§ REQUEST
Extract, from the records beneath this instruction, each line that contains the word "Themen".

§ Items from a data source

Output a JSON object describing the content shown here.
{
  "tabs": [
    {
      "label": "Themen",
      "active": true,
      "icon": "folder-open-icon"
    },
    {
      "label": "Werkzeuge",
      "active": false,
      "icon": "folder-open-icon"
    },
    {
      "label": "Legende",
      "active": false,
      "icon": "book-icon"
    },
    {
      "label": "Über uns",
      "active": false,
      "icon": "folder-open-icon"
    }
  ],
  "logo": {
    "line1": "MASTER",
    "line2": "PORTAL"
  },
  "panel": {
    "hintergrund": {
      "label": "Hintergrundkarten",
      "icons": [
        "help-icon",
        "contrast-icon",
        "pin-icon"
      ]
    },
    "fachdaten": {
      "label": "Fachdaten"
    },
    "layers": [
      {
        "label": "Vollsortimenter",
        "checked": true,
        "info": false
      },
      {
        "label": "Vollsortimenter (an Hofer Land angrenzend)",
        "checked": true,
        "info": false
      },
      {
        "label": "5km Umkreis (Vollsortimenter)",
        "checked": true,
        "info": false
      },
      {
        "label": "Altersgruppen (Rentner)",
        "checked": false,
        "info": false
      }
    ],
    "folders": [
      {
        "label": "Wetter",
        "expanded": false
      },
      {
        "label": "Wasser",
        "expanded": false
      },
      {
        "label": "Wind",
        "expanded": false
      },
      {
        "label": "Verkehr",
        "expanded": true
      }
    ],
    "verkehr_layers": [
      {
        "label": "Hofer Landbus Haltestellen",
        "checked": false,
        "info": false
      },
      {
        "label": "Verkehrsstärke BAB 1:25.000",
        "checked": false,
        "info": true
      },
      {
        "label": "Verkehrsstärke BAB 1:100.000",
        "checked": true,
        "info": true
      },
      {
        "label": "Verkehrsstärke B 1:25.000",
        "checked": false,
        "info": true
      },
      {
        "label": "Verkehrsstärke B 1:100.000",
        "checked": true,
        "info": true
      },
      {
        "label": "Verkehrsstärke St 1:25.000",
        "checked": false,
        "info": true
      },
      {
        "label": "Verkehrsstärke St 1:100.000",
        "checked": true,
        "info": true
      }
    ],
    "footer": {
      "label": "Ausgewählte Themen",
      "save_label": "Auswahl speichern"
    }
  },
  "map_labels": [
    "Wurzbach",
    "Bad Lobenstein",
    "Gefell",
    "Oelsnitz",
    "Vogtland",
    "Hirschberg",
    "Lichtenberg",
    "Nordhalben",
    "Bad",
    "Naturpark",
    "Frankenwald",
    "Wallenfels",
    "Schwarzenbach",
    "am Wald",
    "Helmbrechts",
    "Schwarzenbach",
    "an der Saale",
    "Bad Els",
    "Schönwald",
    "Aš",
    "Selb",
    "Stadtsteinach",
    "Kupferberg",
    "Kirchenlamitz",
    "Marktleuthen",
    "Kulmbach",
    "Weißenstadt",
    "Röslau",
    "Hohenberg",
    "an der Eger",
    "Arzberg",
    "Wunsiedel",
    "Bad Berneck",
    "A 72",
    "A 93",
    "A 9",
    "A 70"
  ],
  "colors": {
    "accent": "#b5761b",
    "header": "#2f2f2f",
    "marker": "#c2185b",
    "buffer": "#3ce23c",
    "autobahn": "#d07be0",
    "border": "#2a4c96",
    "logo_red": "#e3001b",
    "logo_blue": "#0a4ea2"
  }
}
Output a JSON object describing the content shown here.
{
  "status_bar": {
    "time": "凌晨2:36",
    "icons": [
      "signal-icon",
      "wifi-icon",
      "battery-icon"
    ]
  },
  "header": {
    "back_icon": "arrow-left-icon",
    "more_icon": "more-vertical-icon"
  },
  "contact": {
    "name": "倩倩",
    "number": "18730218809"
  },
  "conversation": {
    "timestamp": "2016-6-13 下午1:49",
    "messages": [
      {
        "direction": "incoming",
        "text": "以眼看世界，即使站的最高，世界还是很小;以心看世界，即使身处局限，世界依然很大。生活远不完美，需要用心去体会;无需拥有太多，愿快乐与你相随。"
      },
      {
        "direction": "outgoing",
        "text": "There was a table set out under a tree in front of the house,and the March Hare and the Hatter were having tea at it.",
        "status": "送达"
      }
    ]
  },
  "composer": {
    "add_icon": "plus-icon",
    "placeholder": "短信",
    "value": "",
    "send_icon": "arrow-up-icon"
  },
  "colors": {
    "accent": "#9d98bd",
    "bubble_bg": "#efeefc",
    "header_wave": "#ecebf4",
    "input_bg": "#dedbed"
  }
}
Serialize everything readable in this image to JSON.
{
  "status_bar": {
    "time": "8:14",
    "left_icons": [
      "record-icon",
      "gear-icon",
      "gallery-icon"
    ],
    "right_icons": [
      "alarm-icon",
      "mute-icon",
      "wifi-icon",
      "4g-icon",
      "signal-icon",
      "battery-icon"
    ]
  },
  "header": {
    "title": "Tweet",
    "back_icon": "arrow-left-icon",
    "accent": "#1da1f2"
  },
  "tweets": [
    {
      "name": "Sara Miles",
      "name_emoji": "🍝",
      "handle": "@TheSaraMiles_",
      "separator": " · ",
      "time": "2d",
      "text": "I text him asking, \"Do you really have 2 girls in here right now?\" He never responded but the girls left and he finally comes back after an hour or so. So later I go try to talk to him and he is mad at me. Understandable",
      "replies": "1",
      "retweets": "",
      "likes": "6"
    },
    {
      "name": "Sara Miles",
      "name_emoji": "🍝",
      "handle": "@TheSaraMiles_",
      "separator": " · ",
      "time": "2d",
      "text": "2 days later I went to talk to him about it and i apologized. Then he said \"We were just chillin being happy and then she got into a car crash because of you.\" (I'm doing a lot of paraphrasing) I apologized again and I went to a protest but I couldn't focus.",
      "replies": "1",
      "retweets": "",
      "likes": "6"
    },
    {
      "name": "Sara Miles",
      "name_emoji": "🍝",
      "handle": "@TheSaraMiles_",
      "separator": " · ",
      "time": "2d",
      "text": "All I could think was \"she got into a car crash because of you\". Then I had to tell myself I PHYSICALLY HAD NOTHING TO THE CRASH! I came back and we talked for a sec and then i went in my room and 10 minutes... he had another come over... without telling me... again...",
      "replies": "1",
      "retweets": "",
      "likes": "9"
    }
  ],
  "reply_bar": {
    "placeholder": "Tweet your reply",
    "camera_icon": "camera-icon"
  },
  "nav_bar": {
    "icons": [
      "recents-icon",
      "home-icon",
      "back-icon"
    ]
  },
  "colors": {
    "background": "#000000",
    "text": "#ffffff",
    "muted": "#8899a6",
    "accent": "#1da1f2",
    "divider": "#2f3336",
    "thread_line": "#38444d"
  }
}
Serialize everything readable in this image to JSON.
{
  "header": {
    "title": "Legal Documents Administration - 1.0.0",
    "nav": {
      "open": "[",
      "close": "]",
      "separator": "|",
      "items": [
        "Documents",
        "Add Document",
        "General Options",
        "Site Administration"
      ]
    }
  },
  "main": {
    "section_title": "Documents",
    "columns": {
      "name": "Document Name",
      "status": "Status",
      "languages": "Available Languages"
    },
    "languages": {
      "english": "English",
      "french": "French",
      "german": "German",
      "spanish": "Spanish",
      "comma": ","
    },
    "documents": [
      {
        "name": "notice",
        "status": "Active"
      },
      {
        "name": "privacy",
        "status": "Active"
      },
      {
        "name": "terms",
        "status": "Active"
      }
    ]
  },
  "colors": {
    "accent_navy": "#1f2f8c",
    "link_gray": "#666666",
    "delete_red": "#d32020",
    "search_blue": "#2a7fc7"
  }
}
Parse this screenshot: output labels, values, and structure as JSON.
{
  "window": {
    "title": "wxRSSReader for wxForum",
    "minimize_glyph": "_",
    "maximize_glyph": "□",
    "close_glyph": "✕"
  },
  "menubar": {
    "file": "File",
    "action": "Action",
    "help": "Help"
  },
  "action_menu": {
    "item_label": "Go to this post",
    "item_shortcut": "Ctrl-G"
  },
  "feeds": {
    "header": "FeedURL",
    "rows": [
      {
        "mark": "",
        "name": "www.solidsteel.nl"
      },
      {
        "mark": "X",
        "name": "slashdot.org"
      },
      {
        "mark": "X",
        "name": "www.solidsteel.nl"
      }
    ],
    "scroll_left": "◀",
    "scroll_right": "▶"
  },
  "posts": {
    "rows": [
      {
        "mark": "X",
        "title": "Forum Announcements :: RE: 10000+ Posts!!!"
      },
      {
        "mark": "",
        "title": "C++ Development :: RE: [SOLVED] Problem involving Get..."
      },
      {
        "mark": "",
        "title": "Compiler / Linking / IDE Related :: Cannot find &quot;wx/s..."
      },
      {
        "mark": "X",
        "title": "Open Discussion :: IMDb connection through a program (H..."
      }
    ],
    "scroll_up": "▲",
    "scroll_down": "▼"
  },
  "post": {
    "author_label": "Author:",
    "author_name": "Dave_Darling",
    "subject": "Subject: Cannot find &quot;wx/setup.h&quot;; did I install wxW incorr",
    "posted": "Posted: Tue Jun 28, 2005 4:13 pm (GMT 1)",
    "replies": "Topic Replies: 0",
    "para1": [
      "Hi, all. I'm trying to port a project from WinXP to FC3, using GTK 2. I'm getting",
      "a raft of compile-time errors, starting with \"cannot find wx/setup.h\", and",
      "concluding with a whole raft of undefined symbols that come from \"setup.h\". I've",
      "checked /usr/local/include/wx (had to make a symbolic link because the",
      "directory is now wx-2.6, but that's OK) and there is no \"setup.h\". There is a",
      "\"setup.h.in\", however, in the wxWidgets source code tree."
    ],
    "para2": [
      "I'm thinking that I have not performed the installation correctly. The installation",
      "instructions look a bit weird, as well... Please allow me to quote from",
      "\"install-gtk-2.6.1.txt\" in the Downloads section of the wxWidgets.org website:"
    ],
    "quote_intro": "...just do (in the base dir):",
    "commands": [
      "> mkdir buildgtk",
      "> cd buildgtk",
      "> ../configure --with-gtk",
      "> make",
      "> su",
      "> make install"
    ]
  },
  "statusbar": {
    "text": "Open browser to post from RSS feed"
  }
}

§ SOLUTION FOR THIS PROBLEM
      "label": "Themen",
      "label": "Ausgewählte Themen",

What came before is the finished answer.